* _WORK TO COMPLETE_
Copy out all lines with the word "home" in them.

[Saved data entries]
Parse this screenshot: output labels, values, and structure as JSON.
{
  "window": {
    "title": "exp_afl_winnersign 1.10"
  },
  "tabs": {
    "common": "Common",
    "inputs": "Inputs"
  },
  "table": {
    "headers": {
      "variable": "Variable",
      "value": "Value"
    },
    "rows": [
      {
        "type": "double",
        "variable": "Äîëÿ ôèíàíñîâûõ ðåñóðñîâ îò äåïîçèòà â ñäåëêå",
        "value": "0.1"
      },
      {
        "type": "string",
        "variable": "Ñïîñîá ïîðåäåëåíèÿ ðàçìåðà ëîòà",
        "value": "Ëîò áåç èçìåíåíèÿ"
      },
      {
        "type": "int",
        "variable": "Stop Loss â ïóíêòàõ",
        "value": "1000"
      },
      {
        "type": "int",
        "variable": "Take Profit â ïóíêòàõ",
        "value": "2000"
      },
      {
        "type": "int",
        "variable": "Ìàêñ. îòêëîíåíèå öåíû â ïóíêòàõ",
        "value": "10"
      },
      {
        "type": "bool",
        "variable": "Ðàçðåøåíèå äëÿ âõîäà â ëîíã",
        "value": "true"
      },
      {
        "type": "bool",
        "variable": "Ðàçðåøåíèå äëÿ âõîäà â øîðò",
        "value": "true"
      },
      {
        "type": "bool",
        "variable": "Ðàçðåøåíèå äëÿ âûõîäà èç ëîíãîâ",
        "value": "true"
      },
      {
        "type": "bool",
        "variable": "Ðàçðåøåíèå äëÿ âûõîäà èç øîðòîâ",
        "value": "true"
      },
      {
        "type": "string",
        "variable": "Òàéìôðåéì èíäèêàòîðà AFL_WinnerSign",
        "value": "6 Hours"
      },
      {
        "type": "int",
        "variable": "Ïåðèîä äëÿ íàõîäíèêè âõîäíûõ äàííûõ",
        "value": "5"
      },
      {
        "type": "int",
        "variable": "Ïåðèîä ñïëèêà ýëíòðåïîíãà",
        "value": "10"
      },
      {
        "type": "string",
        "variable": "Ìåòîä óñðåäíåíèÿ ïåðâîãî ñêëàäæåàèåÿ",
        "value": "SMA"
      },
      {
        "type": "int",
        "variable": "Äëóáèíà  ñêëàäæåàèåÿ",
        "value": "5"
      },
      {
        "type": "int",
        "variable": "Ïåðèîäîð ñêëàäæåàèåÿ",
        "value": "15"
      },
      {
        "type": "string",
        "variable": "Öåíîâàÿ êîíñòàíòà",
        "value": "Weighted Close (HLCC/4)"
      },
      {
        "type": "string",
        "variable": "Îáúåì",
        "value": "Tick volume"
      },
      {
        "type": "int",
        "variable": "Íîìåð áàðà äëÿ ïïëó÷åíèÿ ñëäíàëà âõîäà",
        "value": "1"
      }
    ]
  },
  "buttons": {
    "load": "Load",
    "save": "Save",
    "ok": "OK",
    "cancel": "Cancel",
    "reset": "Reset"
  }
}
* * *
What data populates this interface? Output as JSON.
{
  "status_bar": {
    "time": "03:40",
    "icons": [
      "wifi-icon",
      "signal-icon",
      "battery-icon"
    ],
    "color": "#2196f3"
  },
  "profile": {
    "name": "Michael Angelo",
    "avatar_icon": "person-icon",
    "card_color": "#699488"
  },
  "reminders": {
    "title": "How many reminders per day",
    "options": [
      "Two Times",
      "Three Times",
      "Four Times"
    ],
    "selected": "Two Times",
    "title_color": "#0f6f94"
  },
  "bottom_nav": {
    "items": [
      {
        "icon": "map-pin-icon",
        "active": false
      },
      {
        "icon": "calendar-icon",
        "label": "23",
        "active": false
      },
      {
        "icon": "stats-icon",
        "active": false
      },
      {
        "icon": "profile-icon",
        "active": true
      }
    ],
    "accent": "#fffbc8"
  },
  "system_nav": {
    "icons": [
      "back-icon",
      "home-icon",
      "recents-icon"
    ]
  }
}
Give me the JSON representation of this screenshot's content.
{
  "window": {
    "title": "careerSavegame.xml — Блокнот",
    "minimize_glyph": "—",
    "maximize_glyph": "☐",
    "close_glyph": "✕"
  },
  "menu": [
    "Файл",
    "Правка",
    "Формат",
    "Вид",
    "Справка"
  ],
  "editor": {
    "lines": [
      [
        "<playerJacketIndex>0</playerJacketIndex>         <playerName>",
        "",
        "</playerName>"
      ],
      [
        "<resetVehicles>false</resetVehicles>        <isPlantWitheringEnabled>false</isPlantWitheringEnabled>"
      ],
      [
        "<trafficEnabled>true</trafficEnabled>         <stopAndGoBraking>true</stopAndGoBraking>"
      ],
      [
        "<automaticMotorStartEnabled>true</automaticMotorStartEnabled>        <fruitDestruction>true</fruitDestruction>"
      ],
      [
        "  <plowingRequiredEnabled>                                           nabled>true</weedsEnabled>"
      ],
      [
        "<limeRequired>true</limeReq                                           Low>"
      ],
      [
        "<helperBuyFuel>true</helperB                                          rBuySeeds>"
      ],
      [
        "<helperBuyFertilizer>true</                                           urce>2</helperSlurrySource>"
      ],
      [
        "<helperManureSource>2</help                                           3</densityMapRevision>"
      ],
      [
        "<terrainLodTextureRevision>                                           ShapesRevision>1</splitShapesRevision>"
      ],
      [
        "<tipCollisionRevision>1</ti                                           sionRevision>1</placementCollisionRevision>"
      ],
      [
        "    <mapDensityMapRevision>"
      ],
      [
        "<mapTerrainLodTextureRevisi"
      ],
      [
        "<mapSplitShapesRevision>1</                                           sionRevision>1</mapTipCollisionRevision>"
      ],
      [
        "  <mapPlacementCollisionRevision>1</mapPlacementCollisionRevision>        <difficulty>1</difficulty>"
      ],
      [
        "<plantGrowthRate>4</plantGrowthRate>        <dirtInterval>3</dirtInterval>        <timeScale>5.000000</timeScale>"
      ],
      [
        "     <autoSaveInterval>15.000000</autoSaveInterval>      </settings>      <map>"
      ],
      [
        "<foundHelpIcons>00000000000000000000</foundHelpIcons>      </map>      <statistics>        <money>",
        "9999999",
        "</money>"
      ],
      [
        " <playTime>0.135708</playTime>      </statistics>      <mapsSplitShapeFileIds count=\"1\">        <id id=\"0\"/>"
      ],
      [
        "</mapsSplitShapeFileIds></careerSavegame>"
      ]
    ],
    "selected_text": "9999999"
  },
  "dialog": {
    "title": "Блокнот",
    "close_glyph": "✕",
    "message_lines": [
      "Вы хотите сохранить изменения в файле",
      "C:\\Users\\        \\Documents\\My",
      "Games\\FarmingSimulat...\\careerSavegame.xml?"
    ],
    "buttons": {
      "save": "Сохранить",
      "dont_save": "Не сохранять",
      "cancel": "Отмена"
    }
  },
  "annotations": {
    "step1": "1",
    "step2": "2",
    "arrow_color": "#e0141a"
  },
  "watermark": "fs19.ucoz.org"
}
* * *
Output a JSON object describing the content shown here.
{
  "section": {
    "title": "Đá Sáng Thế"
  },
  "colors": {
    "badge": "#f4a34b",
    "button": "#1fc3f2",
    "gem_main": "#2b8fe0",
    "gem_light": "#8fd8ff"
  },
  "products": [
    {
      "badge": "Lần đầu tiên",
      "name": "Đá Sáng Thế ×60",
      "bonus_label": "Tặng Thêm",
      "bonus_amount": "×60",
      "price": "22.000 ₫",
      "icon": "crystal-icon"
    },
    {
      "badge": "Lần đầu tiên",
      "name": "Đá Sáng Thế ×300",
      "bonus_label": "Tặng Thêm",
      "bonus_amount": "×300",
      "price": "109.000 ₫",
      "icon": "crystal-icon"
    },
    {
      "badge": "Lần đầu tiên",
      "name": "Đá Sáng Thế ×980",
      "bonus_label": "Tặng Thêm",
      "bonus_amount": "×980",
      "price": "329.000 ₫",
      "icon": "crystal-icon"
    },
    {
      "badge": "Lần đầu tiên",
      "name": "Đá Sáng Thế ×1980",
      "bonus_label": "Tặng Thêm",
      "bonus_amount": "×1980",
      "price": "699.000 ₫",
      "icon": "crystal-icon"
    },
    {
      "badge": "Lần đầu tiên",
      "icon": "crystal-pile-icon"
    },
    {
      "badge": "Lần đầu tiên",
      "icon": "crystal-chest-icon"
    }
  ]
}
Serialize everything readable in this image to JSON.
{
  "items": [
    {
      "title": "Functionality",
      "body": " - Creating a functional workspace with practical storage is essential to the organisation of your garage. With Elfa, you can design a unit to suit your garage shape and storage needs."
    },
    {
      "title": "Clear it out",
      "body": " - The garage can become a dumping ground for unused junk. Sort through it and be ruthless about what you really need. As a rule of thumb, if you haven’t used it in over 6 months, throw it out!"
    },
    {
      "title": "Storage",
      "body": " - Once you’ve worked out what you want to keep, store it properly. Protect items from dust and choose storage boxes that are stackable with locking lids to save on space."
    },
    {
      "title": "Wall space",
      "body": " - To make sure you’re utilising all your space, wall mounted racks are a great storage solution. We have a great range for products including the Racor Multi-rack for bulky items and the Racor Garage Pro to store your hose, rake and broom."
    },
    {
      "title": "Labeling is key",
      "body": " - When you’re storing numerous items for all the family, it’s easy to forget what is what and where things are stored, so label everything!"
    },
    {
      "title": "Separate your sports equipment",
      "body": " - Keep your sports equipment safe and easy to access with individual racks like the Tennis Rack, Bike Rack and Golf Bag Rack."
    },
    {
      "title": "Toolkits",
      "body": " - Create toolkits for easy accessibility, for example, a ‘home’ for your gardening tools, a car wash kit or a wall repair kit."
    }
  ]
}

* _SOLUTION TO THE EXERCISE_
      "home-icon",
      "body": " - Create toolkits for easy accessibility, for example, a ‘home’ for your gardening tools, a car wash kit or a wall repair kit."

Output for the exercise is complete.